DIRECTIONS FOR THIS TASK:
Copy each line exactly.

* begin MATERIAL FOR THIS EXERCISE *

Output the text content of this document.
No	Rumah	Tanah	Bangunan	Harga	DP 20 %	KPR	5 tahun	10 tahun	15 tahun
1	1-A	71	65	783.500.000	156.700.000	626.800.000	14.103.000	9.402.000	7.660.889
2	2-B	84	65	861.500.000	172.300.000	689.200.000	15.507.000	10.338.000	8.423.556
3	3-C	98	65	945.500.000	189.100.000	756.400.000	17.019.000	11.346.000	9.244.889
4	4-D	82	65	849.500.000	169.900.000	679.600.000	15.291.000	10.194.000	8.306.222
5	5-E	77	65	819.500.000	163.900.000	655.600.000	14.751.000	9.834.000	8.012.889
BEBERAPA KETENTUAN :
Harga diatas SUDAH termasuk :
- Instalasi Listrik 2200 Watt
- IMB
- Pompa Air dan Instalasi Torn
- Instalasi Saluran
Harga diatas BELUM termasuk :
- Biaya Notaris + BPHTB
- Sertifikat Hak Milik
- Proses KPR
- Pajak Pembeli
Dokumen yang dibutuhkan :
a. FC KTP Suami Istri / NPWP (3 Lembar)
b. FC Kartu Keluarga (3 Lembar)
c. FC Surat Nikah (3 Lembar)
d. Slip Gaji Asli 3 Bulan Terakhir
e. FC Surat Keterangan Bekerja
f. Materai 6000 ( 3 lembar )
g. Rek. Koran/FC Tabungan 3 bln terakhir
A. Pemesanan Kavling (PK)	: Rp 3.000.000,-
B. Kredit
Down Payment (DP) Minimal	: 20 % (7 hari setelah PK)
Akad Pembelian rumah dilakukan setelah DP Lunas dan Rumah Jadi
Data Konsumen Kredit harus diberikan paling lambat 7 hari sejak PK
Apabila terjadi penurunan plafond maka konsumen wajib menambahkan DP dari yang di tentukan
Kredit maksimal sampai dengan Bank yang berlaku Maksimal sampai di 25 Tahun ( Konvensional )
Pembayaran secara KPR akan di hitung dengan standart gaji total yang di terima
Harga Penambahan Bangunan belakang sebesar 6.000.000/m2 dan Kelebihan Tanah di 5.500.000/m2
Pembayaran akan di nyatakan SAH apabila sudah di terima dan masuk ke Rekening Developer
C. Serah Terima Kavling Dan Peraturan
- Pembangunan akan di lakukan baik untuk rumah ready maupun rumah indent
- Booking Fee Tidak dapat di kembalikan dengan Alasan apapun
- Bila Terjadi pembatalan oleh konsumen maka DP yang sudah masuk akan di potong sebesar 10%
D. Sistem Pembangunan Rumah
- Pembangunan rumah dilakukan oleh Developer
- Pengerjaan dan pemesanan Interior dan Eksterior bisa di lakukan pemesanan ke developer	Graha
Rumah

* end MATERIAL FOR THIS EXERCISE *

COMPLETE ANSWER:
Output the text content of this document.
No	Rumah	Tanah	Bangunan	Harga	DP 20 %	KPR	5 tahun	10 tahun	15 tahun
1	1-A	71	65	783.500.000	156.700.000	626.800.000	14.103.000	9.402.000	7.660.889
2	2-B	84	65	861.500.000	172.300.000	689.200.000	15.507.000	10.338.000	8.423.556
3	3-C	98	65	945.500.000	189.100.000	756.400.000	17.019.000	11.346.000	9.244.889
4	4-D	82	65	849.500.000	169.900.000	679.600.000	15.291.000	10.194.000	8.306.222
5	5-E	77	65	819.500.000	163.900.000	655.600.000	14.751.000	9.834.000	8.012.889
BEBERAPA KETENTUAN :
Harga diatas SUDAH termasuk :
- Instalasi Listrik 2200 Watt
- IMB
- Pompa Air dan Instalasi Torn
- Instalasi Saluran
Harga diatas BELUM termasuk :
- Biaya Notaris + BPHTB
- Sertifikat Hak Milik
- Proses KPR
- Pajak Pembeli
Dokumen yang dibutuhkan :
a. FC KTP Suami Istri / NPWP (3 Lembar)
b. FC Kartu Keluarga (3 Lembar)
c. FC Surat Nikah (3 Lembar)
d. Slip Gaji Asli 3 Bulan Terakhir
e. FC Surat Keterangan Bekerja
f. Materai 6000 ( 3 lembar )
g. Rek. Koran/FC Tabungan 3 bln terakhir
A. Pemesanan Kavling (PK)	: Rp 3.000.000,-
B. Kredit
Down Payment (DP) Minimal	: 20 % (7 hari setelah PK)
Akad Pembelian rumah dilakukan setelah DP Lunas dan Rumah Jadi
Data Konsumen Kredit harus diberikan paling lambat 7 hari sejak PK
Apabila terjadi penurunan plafond maka konsumen wajib menambahkan DP dari yang di tentukan
Kredit maksimal sampai dengan Bank yang berlaku Maksimal sampai di 25 Tahun ( Konvensional )
Pembayaran secara KPR akan di hitung dengan standart gaji total yang di terima
Harga Penambahan Bangunan belakang sebesar 6.000.000/m2 dan Kelebihan Tanah di 5.500.000/m2
Pembayaran akan di nyatakan SAH apabila sudah di terima dan masuk ke Rekening Developer
C. Serah Terima Kavling Dan Peraturan
- Pembangunan akan di lakukan baik untuk rumah ready maupun rumah indent
- Booking Fee Tidak dapat di kembalikan dengan Alasan apapun
- Bila Terjadi pembatalan oleh konsumen maka DP yang sudah masuk akan di potong sebesar 10%
D. Sistem Pembangunan Rumah
- Pembangunan rumah dilakukan oleh Developer
- Pengerjaan dan pemesanan Interior dan Eksterior bisa di lakukan pemesanan ke developer	Graha
Rumah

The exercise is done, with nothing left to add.